## Work to complete
Present the following data again exactly as it is shown.
* start *
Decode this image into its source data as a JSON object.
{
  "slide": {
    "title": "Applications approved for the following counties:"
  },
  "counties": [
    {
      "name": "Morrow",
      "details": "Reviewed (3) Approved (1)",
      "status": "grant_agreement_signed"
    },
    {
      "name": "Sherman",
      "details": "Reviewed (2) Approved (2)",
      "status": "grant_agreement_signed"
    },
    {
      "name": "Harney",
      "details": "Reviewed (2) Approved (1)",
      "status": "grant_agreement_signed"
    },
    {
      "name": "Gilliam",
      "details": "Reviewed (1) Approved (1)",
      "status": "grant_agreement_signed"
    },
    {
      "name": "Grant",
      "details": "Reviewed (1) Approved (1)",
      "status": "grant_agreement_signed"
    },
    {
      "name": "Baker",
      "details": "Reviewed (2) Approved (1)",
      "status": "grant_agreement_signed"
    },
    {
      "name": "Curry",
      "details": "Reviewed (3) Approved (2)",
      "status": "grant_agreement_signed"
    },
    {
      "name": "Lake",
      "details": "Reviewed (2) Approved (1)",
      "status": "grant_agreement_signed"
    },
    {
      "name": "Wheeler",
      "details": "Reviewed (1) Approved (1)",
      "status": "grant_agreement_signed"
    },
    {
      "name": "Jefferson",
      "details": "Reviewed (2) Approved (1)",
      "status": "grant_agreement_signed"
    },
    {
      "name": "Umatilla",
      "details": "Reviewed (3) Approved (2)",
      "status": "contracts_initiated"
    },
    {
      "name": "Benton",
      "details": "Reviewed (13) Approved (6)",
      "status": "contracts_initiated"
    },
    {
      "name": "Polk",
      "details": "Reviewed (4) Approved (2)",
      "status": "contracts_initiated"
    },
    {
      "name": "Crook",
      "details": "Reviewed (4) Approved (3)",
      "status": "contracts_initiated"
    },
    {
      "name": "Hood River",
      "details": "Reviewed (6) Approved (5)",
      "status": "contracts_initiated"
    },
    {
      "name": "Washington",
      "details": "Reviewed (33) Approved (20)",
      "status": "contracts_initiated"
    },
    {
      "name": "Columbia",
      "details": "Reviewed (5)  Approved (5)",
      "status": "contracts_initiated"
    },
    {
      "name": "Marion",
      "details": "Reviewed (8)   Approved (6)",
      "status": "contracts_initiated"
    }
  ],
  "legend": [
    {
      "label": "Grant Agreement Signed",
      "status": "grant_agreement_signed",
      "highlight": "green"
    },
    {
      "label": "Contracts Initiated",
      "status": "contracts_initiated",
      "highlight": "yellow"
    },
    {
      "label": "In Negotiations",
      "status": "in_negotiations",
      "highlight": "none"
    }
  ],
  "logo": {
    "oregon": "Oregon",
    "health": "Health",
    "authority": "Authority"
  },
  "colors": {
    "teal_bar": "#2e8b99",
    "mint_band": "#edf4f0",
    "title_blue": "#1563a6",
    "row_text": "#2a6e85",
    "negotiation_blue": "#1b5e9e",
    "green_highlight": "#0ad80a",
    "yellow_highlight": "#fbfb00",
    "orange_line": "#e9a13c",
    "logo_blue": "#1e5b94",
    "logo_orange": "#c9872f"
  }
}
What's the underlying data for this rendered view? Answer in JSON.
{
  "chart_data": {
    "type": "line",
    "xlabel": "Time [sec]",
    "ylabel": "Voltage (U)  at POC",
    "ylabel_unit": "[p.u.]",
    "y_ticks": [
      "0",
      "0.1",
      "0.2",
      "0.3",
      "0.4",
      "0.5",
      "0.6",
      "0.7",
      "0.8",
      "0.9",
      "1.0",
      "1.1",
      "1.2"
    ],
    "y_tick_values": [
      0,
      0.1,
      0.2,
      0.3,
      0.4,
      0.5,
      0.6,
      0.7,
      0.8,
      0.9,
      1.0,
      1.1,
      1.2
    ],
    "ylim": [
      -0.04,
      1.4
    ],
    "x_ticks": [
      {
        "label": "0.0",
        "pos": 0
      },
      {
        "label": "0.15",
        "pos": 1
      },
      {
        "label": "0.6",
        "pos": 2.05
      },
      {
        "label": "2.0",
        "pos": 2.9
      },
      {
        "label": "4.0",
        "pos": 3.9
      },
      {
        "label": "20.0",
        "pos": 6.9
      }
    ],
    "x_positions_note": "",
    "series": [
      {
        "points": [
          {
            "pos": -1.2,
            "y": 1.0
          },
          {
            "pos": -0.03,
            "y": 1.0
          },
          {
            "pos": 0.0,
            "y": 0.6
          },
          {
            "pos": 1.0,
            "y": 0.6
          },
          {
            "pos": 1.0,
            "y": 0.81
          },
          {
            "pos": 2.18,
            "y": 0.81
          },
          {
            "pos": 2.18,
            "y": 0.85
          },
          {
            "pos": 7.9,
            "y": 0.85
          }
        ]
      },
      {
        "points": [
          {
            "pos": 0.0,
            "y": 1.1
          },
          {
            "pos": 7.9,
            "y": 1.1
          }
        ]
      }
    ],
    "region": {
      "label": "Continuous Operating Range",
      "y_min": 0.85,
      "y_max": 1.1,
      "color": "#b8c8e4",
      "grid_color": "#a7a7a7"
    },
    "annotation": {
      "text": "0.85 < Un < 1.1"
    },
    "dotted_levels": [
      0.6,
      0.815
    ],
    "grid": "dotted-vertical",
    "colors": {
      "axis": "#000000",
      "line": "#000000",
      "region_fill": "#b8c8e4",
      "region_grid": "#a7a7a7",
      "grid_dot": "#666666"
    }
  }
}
* end *
## The response
Decode this image into its source data as a JSON object.
{
  "slide": {
    "title": "Applications approved for the following counties:"
  },
  "counties": [
    {
      "name": "Morrow",
      "details": "Reviewed (3) Approved (1)",
      "status": "grant_agreement_signed"
    },
    {
      "name": "Sherman",
      "details": "Reviewed (2) Approved (2)",
      "status": "grant_agreement_signed"
    },
    {
      "name": "Harney",
      "details": "Reviewed (2) Approved (1)",
      "status": "grant_agreement_signed"
    },
    {
      "name": "Gilliam",
      "details": "Reviewed (1) Approved (1)",
      "status": "grant_agreement_signed"
    },
    {
      "name": "Grant",
      "details": "Reviewed (1) Approved (1)",
      "status": "grant_agreement_signed"
    },
    {
      "name": "Baker",
      "details": "Reviewed (2) Approved (1)",
      "status": "grant_agreement_signed"
    },
    {
      "name": "Curry",
      "details": "Reviewed (3) Approved (2)",
      "status": "grant_agreement_signed"
    },
    {
      "name": "Lake",
      "details": "Reviewed (2) Approved (1)",
      "status": "grant_agreement_signed"
    },
    {
      "name": "Wheeler",
      "details": "Reviewed (1) Approved (1)",
      "status": "grant_agreement_signed"
    },
    {
      "name": "Jefferson",
      "details": "Reviewed (2) Approved (1)",
      "status": "grant_agreement_signed"
    },
    {
      "name": "Umatilla",
      "details": "Reviewed (3) Approved (2)",
      "status": "contracts_initiated"
    },
    {
      "name": "Benton",
      "details": "Reviewed (13) Approved (6)",
      "status": "contracts_initiated"
    },
    {
      "name": "Polk",
      "details": "Reviewed (4) Approved (2)",
      "status": "contracts_initiated"
    },
    {
      "name": "Crook",
      "details": "Reviewed (4) Approved (3)",
      "status": "contracts_initiated"
    },
    {
      "name": "Hood River",
      "details": "Reviewed (6) Approved (5)",
      "status": "contracts_initiated"
    },
    {
      "name": "Washington",
      "details": "Reviewed (33) Approved (20)",
      "status": "contracts_initiated"
    },
    {
      "name": "Columbia",
      "details": "Reviewed (5)  Approved (5)",
      "status": "contracts_initiated"
    },
    {
      "name": "Marion",
      "details": "Reviewed (8)   Approved (6)",
      "status": "contracts_initiated"
    }
  ],
  "legend": [
    {
      "label": "Grant Agreement Signed",
      "status": "grant_agreement_signed",
      "highlight": "green"
    },
    {
      "label": "Contracts Initiated",
      "status": "contracts_initiated",
      "highlight": "yellow"
    },
    {
      "label": "In Negotiations",
      "status": "in_negotiations",
      "highlight": "none"
    }
  ],
  "logo": {
    "oregon": "Oregon",
    "health": "Health",
    "authority": "Authority"
  },
  "colors": {
    "teal_bar": "#2e8b99",
    "mint_band": "#edf4f0",
    "title_blue": "#1563a6",
    "row_text": "#2a6e85",
    "negotiation_blue": "#1b5e9e",
    "green_highlight": "#0ad80a",
    "yellow_highlight": "#fbfb00",
    "orange_line": "#e9a13c",
    "logo_blue": "#1e5b94",
    "logo_orange": "#c9872f"
  }
}
What's the underlying data for this rendered view? Answer in JSON.
{
  "chart_data": {
    "type": "line",
    "xlabel": "Time [sec]",
    "ylabel": "Voltage (U)  at POC",
    "ylabel_unit": "[p.u.]",
    "y_ticks": [
      "0",
      "0.1",
      "0.2",
      "0.3",
      "0.4",
      "0.5",
      "0.6",
      "0.7",
      "0.8",
      "0.9",
      "1.0",
      "1.1",
      "1.2"
    ],
    "y_tick_values": [
      0,
      0.1,
      0.2,
      0.3,
      0.4,
      0.5,
      0.6,
      0.7,
      0.8,
      0.9,
      1.0,
      1.1,
      1.2
    ],
    "ylim": [
      -0.04,
      1.4
    ],
    "x_ticks": [
      {
        "label": "0.0",
        "pos": 0
      },
      {
        "label": "0.15",
        "pos": 1
      },
      {
        "label": "0.6",
        "pos": 2.05
      },
      {
        "label": "2.0",
        "pos": 2.9
      },
      {
        "label": "4.0",
        "pos": 3.9
      },
      {
        "label": "20.0",
        "pos": 6.9
      }
    ],
    "x_positions_note": "",
    "series": [
      {
        "points": [
          {
            "pos": -1.2,
            "y": 1.0
          },
          {
            "pos": -0.03,
            "y": 1.0
          },
          {
            "pos": 0.0,
            "y": 0.6
          },
          {
            "pos": 1.0,
            "y": 0.6
          },
          {
            "pos": 1.0,
            "y": 0.81
          },
          {
            "pos": 2.18,
            "y": 0.81
          },
          {
            "pos": 2.18,
            "y": 0.85
          },
          {
            "pos": 7.9,
            "y": 0.85
          }
        ]
      },
      {
        "points": [
          {
            "pos": 0.0,
            "y": 1.1
          },
          {
            "pos": 7.9,
            "y": 1.1
          }
        ]
      }
    ],
    "region": {
      "label": "Continuous Operating Range",
      "y_min": 0.85,
      "y_max": 1.1,
      "color": "#b8c8e4",
      "grid_color": "#a7a7a7"
    },
    "annotation": {
      "text": "0.85 < Un < 1.1"
    },
    "dotted_levels": [
      0.6,
      0.815
    ],
    "grid": "dotted-vertical",
    "colors": {
      "axis": "#000000",
      "line": "#000000",
      "region_fill": "#b8c8e4",
      "region_grid": "#a7a7a7",
      "grid_dot": "#666666"
    }
  }
}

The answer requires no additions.